◆ Extracted data entries
::::::

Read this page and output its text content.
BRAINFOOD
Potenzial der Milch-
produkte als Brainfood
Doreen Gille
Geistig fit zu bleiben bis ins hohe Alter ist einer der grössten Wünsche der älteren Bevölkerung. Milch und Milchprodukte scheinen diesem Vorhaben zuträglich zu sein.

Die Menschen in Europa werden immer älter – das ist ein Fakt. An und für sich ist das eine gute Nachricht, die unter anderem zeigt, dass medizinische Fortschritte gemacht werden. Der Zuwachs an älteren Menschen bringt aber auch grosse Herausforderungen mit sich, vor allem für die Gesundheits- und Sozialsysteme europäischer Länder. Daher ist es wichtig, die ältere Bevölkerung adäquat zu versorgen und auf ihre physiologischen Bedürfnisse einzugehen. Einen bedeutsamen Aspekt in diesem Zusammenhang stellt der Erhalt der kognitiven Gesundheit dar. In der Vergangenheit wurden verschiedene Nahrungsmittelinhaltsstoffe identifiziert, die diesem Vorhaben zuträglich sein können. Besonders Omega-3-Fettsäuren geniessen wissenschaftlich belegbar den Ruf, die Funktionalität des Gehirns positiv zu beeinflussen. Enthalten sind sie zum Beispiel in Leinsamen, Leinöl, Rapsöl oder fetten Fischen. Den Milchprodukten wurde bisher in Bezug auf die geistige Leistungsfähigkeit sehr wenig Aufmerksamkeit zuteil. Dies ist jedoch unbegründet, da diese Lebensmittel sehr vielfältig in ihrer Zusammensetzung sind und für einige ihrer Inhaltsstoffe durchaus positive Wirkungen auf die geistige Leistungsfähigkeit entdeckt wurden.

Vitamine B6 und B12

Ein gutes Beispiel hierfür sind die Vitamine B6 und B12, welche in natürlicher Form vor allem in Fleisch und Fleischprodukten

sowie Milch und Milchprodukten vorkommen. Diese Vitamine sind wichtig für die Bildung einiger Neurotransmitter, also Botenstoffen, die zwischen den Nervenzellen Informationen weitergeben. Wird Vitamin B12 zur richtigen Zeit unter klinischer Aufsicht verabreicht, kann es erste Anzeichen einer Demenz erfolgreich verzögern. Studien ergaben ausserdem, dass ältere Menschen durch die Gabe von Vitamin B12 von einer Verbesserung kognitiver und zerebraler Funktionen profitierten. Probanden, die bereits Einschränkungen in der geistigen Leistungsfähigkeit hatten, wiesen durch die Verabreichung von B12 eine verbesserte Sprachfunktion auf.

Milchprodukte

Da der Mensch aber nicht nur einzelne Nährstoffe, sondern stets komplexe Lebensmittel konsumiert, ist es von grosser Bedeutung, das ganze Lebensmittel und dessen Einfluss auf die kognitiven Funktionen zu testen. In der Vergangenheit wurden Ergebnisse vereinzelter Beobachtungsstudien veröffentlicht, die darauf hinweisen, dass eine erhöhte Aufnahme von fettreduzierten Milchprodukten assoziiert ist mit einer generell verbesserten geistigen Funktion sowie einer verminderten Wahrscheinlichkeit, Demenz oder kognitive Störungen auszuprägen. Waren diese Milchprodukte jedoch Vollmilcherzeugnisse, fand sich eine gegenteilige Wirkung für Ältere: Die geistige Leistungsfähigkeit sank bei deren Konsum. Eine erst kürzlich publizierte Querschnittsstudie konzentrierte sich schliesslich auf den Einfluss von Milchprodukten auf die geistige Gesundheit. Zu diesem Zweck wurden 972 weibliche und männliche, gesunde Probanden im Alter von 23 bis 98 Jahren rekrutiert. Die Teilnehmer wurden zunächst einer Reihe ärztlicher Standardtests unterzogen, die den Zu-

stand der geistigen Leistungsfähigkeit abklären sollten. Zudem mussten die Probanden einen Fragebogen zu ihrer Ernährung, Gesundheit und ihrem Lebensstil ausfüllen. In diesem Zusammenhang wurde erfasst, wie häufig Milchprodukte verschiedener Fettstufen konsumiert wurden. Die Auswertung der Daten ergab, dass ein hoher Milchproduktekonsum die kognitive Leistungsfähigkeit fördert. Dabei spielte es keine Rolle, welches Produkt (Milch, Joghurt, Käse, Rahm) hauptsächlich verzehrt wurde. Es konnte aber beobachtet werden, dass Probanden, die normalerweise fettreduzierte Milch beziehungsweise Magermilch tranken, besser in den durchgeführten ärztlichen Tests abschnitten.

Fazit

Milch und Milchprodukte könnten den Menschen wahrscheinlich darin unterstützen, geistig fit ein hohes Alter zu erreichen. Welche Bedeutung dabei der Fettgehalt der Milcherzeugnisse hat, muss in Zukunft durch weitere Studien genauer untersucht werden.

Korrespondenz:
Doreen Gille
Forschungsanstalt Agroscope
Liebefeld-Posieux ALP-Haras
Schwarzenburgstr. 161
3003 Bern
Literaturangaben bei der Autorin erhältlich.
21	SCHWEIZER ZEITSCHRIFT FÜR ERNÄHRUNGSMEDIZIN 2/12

::::::

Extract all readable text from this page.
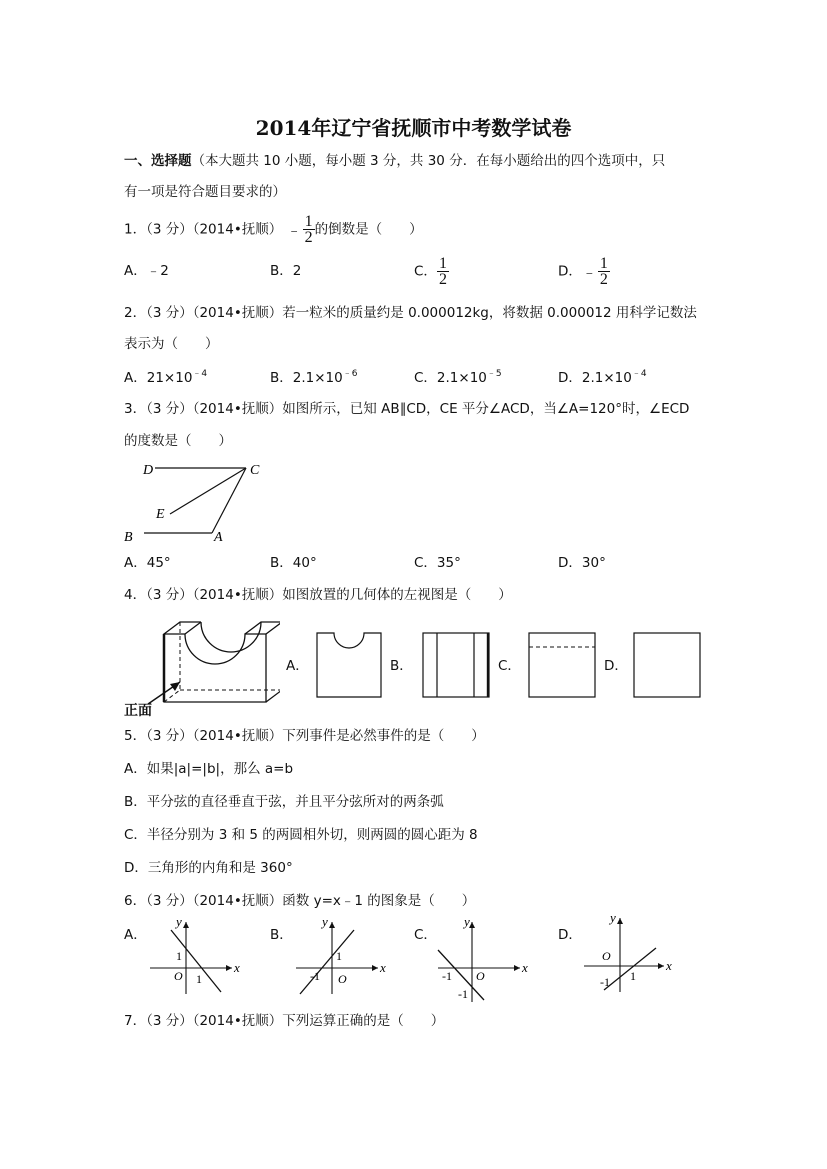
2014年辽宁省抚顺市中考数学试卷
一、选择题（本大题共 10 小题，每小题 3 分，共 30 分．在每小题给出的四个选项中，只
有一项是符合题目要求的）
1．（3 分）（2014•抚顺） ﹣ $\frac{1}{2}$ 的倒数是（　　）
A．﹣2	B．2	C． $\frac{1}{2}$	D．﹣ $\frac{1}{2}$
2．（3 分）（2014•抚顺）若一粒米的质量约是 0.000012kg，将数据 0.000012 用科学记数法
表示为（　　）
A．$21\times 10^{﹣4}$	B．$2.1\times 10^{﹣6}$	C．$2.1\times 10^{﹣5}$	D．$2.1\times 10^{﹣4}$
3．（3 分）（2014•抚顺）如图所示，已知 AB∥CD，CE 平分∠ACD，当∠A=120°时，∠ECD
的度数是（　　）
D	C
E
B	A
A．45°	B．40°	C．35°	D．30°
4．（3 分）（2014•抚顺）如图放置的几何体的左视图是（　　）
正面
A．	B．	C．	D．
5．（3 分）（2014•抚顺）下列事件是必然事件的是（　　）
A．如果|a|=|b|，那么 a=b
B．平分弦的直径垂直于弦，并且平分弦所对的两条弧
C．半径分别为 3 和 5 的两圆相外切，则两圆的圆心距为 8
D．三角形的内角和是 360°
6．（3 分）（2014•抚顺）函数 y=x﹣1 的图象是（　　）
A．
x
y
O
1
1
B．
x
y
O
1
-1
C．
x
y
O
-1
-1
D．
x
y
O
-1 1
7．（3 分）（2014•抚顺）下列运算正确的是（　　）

::::::

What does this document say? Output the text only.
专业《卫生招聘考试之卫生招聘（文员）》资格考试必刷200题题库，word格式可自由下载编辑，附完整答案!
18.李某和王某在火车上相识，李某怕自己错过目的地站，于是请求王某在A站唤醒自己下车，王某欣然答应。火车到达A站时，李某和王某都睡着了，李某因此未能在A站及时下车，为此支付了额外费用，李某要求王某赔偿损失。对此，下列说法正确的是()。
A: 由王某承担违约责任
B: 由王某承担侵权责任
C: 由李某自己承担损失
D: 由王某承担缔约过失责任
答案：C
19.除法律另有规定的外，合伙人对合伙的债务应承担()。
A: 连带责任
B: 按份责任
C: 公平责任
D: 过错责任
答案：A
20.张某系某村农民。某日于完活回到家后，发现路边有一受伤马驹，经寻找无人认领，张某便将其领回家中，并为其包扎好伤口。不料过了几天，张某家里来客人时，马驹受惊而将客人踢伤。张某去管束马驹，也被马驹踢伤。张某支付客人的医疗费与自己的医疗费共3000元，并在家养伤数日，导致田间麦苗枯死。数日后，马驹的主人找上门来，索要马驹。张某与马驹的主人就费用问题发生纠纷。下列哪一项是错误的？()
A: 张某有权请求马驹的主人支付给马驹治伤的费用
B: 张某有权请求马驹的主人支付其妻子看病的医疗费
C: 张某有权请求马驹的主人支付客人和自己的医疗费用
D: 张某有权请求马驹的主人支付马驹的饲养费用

::::::

◆ Written request
From the entries above, list each line with "text" in it.

◆ Task output
Read this page and output its text content.
Extract all readable text from this page.
What does this document say? Output the text only.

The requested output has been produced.